Your instructions =
Go through the data and copy every line exactly, but not the images.

Extracted data entries:
========================================

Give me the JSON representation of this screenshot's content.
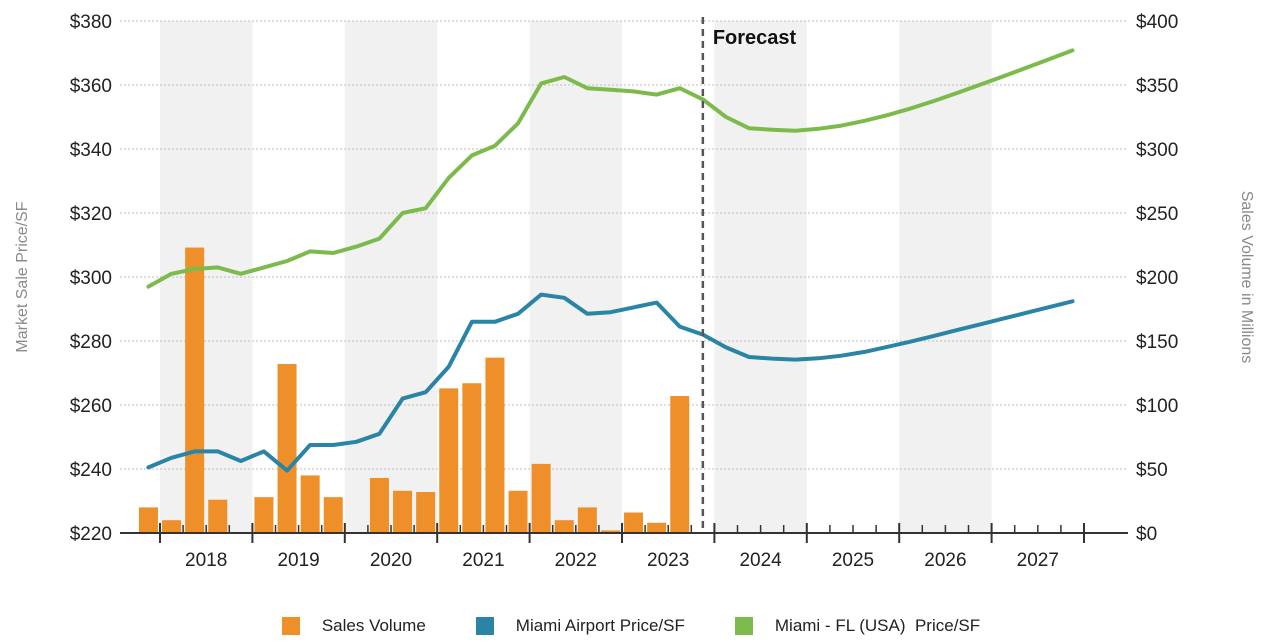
{
  "chart_data": {
    "type": "bar+line",
    "xlabel": "",
    "ylabel_left": "Market Sale Price/SF",
    "ylabel_right": "Sales Volume in Millions",
    "ylim_left": [
      220,
      380
    ],
    "ylim_right": [
      0,
      400
    ],
    "yticks_left": [
      "$380",
      "$360",
      "$340",
      "$320",
      "$300",
      "$280",
      "$260",
      "$240",
      "$220"
    ],
    "yticks_right": [
      "$400",
      "$350",
      "$300",
      "$250",
      "$200",
      "$150",
      "$100",
      "$50",
      "$0"
    ],
    "year_labels": [
      "2018",
      "2019",
      "2020",
      "2021",
      "2022",
      "2023",
      "2024",
      "2025",
      "2026",
      "2027"
    ],
    "forecast_label": "Forecast",
    "forecast_start": "2024 Q1",
    "colors": {
      "sales_volume": "#ee8f2a",
      "miami_airport": "#2a84a6",
      "miami_fl": "#7cba4b",
      "band": "#f1f1f1",
      "forecast_line": "#555555"
    },
    "quarters": [
      "2017 Q4",
      "2018 Q1",
      "2018 Q2",
      "2018 Q3",
      "2018 Q4",
      "2019 Q1",
      "2019 Q2",
      "2019 Q3",
      "2019 Q4",
      "2020 Q1",
      "2020 Q2",
      "2020 Q3",
      "2020 Q4",
      "2021 Q1",
      "2021 Q2",
      "2021 Q3",
      "2021 Q4",
      "2022 Q1",
      "2022 Q2",
      "2022 Q3",
      "2022 Q4",
      "2023 Q1",
      "2023 Q2",
      "2023 Q3",
      "2023 Q4",
      "2024 Q1",
      "2024 Q2",
      "2024 Q3",
      "2024 Q4",
      "2025 Q1",
      "2025 Q2",
      "2025 Q3",
      "2025 Q4",
      "2026 Q1",
      "2026 Q2",
      "2026 Q3",
      "2026 Q4",
      "2027 Q1",
      "2027 Q2",
      "2027 Q3",
      "2027 Q4"
    ],
    "series": [
      {
        "name": "Sales Volume",
        "axis": "right",
        "type": "bar",
        "values": [
          20,
          10,
          223,
          26,
          0,
          28,
          132,
          45,
          28,
          0,
          43,
          33,
          32,
          113,
          117,
          137,
          33,
          54,
          10,
          20,
          2,
          16,
          8,
          107
        ]
      },
      {
        "name": "Miami Airport Price/SF",
        "axis": "left",
        "type": "line",
        "values": [
          240.5,
          243.5,
          245.5,
          245.5,
          242.5,
          245.5,
          239.5,
          247.5,
          247.5,
          248.5,
          251,
          262,
          264,
          272,
          286,
          286,
          288.5,
          294.5,
          293.5,
          288.5,
          289,
          290.5,
          292,
          284.5,
          282,
          278,
          275,
          274.5,
          274.2,
          274.6,
          275.4,
          276.6,
          278.2,
          279.8,
          281.6,
          283.4,
          285.2,
          287,
          288.8,
          290.6,
          292.4
        ]
      },
      {
        "name": "Miami - FL (USA)  Price/SF",
        "axis": "left",
        "type": "line",
        "values": [
          297,
          301,
          302.5,
          303,
          301,
          303,
          305,
          308,
          307.5,
          309.5,
          312,
          320,
          321.5,
          331,
          338,
          341,
          348,
          360.5,
          362.5,
          359,
          358.5,
          358,
          357,
          359,
          355.5,
          350,
          346.5,
          346,
          345.7,
          346.3,
          347.3,
          348.8,
          350.6,
          352.7,
          355,
          357.5,
          360.1,
          362.7,
          365.4,
          368.1,
          370.8
        ]
      }
    ],
    "legend_position": "bottom",
    "grid": true
  }
}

========================================

Answer in full =
Give me the JSON representation of this screenshot's content.
{
  "chart_data": {
    "type": "bar+line",
    "xlabel": "",
    "ylabel_left": "Market Sale Price/SF",
    "ylabel_right": "Sales Volume in Millions",
    "ylim_left": [
      220,
      380
    ],
    "ylim_right": [
      0,
      400
    ],
    "yticks_left": [
      "$380",
      "$360",
      "$340",
      "$320",
      "$300",
      "$280",
      "$260",
      "$240",
      "$220"
    ],
    "yticks_right": [
      "$400",
      "$350",
      "$300",
      "$250",
      "$200",
      "$150",
      "$100",
      "$50",
      "$0"
    ],
    "year_labels": [
      "2018",
      "2019",
      "2020",
      "2021",
      "2022",
      "2023",
      "2024",
      "2025",
      "2026",
      "2027"
    ],
    "forecast_label": "Forecast",
    "forecast_start": "2024 Q1",
    "colors": {
      "sales_volume": "#ee8f2a",
      "miami_airport": "#2a84a6",
      "miami_fl": "#7cba4b",
      "band": "#f1f1f1",
      "forecast_line": "#555555"
    },
    "quarters": [
      "2017 Q4",
      "2018 Q1",
      "2018 Q2",
      "2018 Q3",
      "2018 Q4",
      "2019 Q1",
      "2019 Q2",
      "2019 Q3",
      "2019 Q4",
      "2020 Q1",
      "2020 Q2",
      "2020 Q3",
      "2020 Q4",
      "2021 Q1",
      "2021 Q2",
      "2021 Q3",
      "2021 Q4",
      "2022 Q1",
      "2022 Q2",
      "2022 Q3",
      "2022 Q4",
      "2023 Q1",
      "2023 Q2",
      "2023 Q3",
      "2023 Q4",
      "2024 Q1",
      "2024 Q2",
      "2024 Q3",
      "2024 Q4",
      "2025 Q1",
      "2025 Q2",
      "2025 Q3",
      "2025 Q4",
      "2026 Q1",
      "2026 Q2",
      "2026 Q3",
      "2026 Q4",
      "2027 Q1",
      "2027 Q2",
      "2027 Q3",
      "2027 Q4"
    ],
    "series": [
      {
        "name": "Sales Volume",
        "axis": "right",
        "type": "bar",
        "values": [
          20,
          10,
          223,
          26,
          0,
          28,
          132,
          45,
          28,
          0,
          43,
          33,
          32,
          113,
          117,
          137,
          33,
          54,
          10,
          20,
          2,
          16,
          8,
          107
        ]
      },
      {
        "name": "Miami Airport Price/SF",
        "axis": "left",
        "type": "line",
        "values": [
          240.5,
          243.5,
          245.5,
          245.5,
          242.5,
          245.5,
          239.5,
          247.5,
          247.5,
          248.5,
          251,
          262,
          264,
          272,
          286,
          286,
          288.5,
          294.5,
          293.5,
          288.5,
          289,
          290.5,
          292,
          284.5,
          282,
          278,
          275,
          274.5,
          274.2,
          274.6,
          275.4,
          276.6,
          278.2,
          279.8,
          281.6,
          283.4,
          285.2,
          287,
          288.8,
          290.6,
          292.4
        ]
      },
      {
        "name": "Miami - FL (USA)  Price/SF",
        "axis": "left",
        "type": "line",
        "values": [
          297,
          301,
          302.5,
          303,
          301,
          303,
          305,
          308,
          307.5,
          309.5,
          312,
          320,
          321.5,
          331,
          338,
          341,
          348,
          360.5,
          362.5,
          359,
          358.5,
          358,
          357,
          359,
          355.5,
          350,
          346.5,
          346,
          345.7,
          346.3,
          347.3,
          348.8,
          350.6,
          352.7,
          355,
          357.5,
          360.1,
          362.7,
          365.4,
          368.1,
          370.8
        ]
      }
    ],
    "legend_position": "bottom",
    "grid": true
  }
}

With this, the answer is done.